→ **Try it**
Find the lines in the records below that contain "muscle", and report each of them.

Page transcription dataset items
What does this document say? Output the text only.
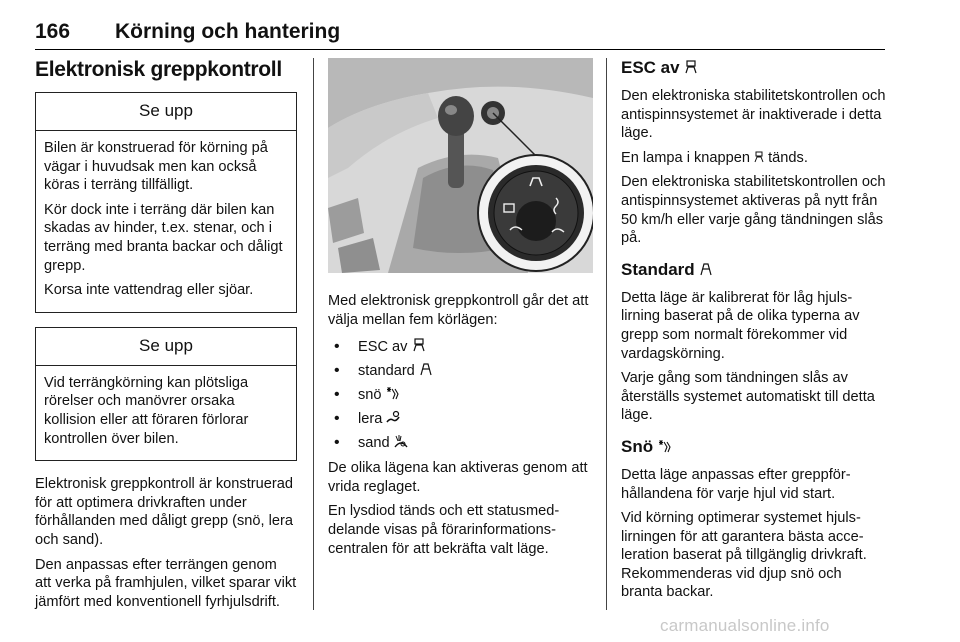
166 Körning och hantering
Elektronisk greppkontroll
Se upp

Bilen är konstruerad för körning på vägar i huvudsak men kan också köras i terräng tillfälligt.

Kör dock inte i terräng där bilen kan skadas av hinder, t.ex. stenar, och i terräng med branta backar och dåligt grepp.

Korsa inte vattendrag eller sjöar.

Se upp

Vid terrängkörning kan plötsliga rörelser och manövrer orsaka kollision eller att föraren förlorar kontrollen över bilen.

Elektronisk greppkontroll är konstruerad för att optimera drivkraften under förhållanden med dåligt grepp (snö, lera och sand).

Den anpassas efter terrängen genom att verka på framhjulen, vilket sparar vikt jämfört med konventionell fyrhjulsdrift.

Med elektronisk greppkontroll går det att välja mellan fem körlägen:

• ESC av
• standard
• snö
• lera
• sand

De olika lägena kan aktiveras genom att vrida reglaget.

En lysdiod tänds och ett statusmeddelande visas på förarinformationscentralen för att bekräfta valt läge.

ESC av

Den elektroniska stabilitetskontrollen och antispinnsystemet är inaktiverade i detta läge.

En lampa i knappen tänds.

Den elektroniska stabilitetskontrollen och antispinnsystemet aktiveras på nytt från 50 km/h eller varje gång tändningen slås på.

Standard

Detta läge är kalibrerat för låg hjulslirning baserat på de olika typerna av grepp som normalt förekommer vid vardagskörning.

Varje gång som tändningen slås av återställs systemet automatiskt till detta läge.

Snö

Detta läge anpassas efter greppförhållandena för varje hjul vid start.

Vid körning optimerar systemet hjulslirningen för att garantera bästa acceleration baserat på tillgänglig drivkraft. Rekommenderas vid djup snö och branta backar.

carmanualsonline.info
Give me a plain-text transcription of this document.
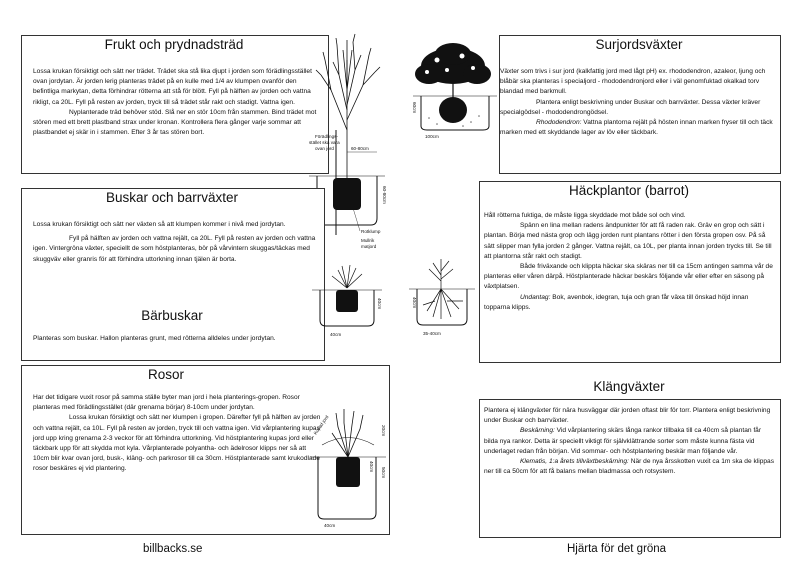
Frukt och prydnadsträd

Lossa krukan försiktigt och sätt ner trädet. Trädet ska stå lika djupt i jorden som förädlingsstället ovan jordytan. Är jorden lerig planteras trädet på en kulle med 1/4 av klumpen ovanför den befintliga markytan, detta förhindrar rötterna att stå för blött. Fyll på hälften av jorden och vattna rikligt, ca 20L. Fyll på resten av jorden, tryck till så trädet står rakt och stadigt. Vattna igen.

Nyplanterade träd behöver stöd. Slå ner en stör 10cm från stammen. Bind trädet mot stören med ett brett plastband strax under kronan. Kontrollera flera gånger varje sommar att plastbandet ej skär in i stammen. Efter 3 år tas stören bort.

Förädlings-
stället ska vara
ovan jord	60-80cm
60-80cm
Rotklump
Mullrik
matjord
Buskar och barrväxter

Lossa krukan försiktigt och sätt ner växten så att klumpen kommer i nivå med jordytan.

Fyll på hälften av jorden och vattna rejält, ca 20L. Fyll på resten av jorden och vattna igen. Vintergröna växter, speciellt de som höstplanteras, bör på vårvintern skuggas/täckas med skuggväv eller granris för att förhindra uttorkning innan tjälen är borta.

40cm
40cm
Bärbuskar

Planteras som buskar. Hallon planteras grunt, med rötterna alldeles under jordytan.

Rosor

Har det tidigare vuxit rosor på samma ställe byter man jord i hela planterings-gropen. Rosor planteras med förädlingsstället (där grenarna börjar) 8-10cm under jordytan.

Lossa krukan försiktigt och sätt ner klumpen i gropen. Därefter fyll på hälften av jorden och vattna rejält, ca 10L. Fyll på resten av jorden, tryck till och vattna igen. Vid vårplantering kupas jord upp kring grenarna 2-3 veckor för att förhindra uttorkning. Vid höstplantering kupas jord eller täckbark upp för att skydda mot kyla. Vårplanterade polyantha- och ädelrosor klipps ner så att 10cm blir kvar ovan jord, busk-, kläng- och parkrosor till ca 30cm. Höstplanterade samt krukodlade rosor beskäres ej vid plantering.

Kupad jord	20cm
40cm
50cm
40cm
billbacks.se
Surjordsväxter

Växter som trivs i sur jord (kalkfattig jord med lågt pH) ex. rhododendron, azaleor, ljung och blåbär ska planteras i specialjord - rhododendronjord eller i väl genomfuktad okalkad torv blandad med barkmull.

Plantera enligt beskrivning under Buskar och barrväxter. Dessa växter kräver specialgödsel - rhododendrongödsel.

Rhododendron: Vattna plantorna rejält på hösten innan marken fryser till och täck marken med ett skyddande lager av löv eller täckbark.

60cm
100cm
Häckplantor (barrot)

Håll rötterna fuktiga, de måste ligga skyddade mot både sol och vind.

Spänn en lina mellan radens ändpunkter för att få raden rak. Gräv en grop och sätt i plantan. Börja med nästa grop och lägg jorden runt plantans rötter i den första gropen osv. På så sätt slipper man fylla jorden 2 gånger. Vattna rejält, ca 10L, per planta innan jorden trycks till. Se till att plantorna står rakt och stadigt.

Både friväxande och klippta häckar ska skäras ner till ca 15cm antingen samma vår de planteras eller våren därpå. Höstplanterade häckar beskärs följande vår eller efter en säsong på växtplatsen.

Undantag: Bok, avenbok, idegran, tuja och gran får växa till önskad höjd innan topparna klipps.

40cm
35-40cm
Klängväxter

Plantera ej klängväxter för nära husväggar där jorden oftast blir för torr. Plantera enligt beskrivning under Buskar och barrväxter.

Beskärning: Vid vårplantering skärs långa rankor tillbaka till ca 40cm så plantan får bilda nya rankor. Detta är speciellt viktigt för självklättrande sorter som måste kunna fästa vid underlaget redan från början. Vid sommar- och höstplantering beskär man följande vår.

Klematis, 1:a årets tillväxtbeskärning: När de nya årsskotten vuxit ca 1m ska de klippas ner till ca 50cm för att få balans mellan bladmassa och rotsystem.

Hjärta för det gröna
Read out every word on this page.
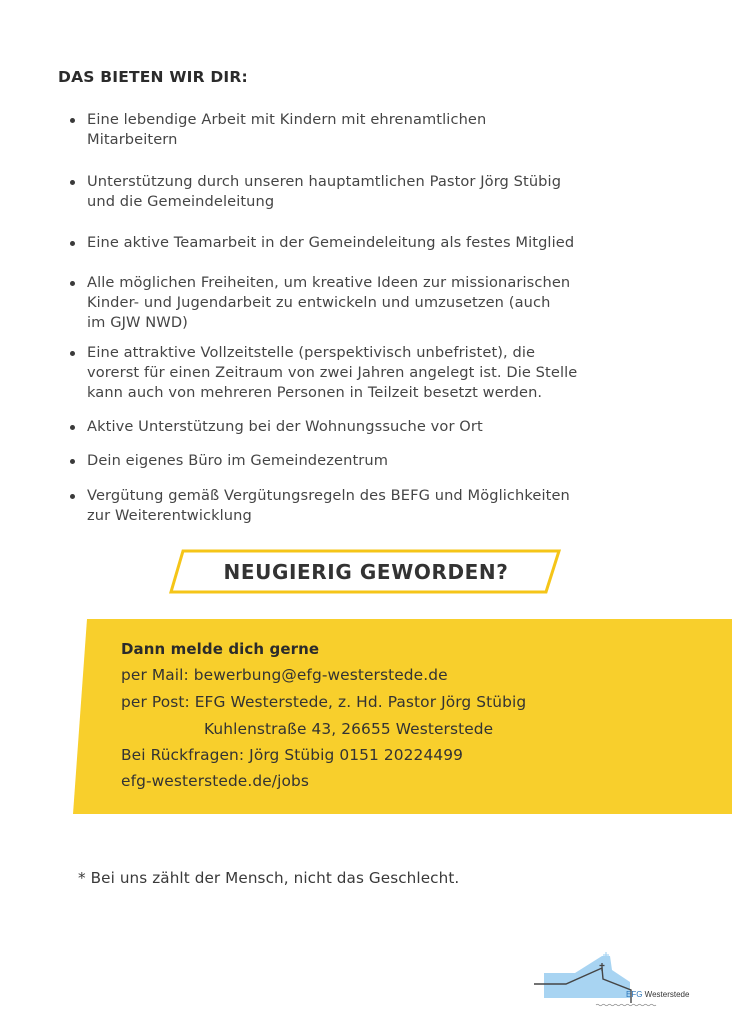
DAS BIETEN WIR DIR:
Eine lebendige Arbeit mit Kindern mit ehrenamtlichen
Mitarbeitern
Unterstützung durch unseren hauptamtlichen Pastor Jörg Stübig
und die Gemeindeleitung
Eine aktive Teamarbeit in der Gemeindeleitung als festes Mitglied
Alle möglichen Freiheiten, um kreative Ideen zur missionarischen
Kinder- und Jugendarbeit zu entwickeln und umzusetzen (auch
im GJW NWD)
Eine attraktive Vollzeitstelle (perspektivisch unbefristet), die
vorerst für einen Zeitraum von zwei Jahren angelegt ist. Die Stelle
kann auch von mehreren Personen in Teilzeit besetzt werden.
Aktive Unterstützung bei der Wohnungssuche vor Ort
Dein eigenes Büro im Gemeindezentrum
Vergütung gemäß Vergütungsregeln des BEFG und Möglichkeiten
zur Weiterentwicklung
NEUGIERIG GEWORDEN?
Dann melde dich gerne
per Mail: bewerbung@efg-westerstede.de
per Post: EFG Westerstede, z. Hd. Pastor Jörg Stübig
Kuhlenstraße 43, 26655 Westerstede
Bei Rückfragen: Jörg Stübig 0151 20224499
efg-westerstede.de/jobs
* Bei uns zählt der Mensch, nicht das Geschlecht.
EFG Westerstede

---

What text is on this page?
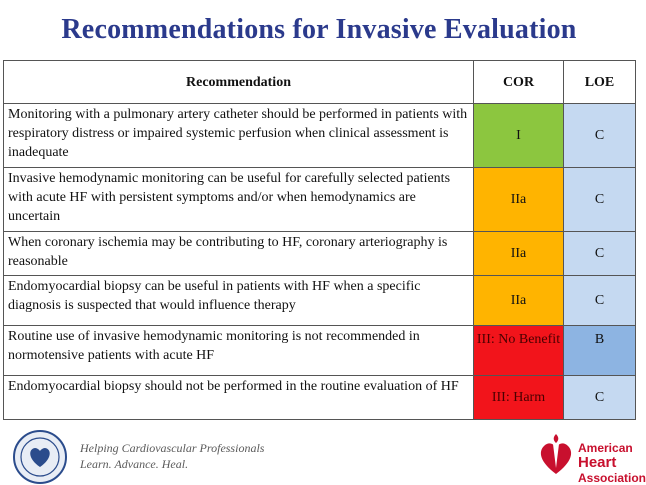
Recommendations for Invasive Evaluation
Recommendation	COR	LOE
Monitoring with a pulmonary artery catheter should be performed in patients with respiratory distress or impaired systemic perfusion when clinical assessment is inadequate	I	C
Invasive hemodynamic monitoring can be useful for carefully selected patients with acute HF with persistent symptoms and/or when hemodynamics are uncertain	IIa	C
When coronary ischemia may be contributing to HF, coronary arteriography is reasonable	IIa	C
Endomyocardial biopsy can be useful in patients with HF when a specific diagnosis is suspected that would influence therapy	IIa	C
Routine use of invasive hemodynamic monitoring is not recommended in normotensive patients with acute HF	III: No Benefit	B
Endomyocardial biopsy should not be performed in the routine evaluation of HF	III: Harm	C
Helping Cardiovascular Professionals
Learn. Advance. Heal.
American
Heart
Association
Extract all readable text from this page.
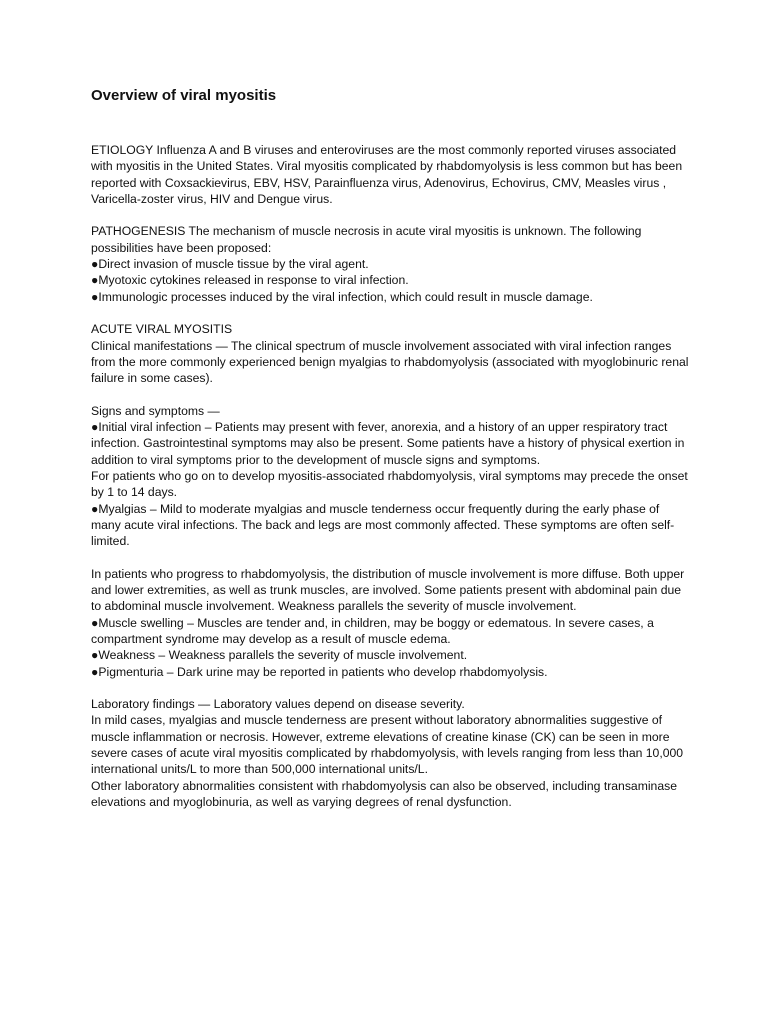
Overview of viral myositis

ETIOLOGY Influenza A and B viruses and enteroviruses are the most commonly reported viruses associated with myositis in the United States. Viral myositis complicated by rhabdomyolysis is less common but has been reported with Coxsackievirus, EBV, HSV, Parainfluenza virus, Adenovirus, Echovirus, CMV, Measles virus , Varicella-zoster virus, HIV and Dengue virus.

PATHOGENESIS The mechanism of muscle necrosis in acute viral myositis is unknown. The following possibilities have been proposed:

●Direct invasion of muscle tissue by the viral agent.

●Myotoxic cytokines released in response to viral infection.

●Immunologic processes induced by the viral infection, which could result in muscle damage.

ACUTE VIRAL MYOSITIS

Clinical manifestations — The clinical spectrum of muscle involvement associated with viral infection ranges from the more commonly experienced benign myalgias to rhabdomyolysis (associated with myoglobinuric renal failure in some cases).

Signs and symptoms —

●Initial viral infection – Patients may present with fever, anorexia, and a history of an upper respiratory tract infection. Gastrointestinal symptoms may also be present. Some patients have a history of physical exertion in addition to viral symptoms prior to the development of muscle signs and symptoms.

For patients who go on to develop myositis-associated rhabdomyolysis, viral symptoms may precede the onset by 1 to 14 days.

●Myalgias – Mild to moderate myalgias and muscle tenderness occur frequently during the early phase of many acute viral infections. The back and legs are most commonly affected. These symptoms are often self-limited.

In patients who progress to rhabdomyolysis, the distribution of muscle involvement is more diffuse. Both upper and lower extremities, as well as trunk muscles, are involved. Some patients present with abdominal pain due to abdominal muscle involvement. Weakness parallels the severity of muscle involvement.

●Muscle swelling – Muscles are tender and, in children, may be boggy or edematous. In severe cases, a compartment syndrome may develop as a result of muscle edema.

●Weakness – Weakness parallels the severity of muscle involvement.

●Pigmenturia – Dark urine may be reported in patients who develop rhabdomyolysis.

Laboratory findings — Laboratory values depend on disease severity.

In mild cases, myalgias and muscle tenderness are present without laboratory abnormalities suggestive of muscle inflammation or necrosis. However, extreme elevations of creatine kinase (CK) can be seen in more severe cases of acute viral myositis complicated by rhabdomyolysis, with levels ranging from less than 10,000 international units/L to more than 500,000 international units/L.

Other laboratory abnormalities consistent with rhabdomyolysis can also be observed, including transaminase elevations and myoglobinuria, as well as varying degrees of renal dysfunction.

→ **Your response**
PATHOGENESIS The mechanism of muscle necrosis in acute viral myositis is unknown. The following possibilities have been proposed:
●Direct invasion of muscle tissue by the viral agent.
●Immunologic processes induced by the viral infection, which could result in muscle damage.
Clinical manifestations — The clinical spectrum of muscle involvement associated with viral infection ranges from the more commonly experienced benign myalgias to rhabdomyolysis (associated with myoglobinuric renal failure in some cases).
●Initial viral infection – Patients may present with fever, anorexia, and a history of an upper respiratory tract infection. Gastrointestinal symptoms may also be present. Some patients have a history of physical exertion in addition to viral symptoms prior to the development of muscle signs and symptoms.
●Myalgias – Mild to moderate myalgias and muscle tenderness occur frequently during the early phase of many acute viral infections. The back and legs are most commonly affected. These symptoms are often self-limited.
In patients who progress to rhabdomyolysis, the distribution of muscle involvement is more diffuse. Both upper and lower extremities, as well as trunk muscles, are involved. Some patients present with abdominal pain due to abdominal muscle involvement. Weakness parallels the severity of muscle involvement.
●Muscle swelling – Muscles are tender and, in children, may be boggy or edematous. In severe cases, a compartment syndrome may develop as a result of muscle edema.
●Weakness – Weakness parallels the severity of muscle involvement.
In mild cases, myalgias and muscle tenderness are present without laboratory abnormalities suggestive of muscle inflammation or necrosis. However, extreme elevations of creatine kinase (CK) can be seen in more severe cases of acute viral myositis complicated by rhabdomyolysis, with levels ranging from less than 10,000 international units/L to more than 500,000 international units/L.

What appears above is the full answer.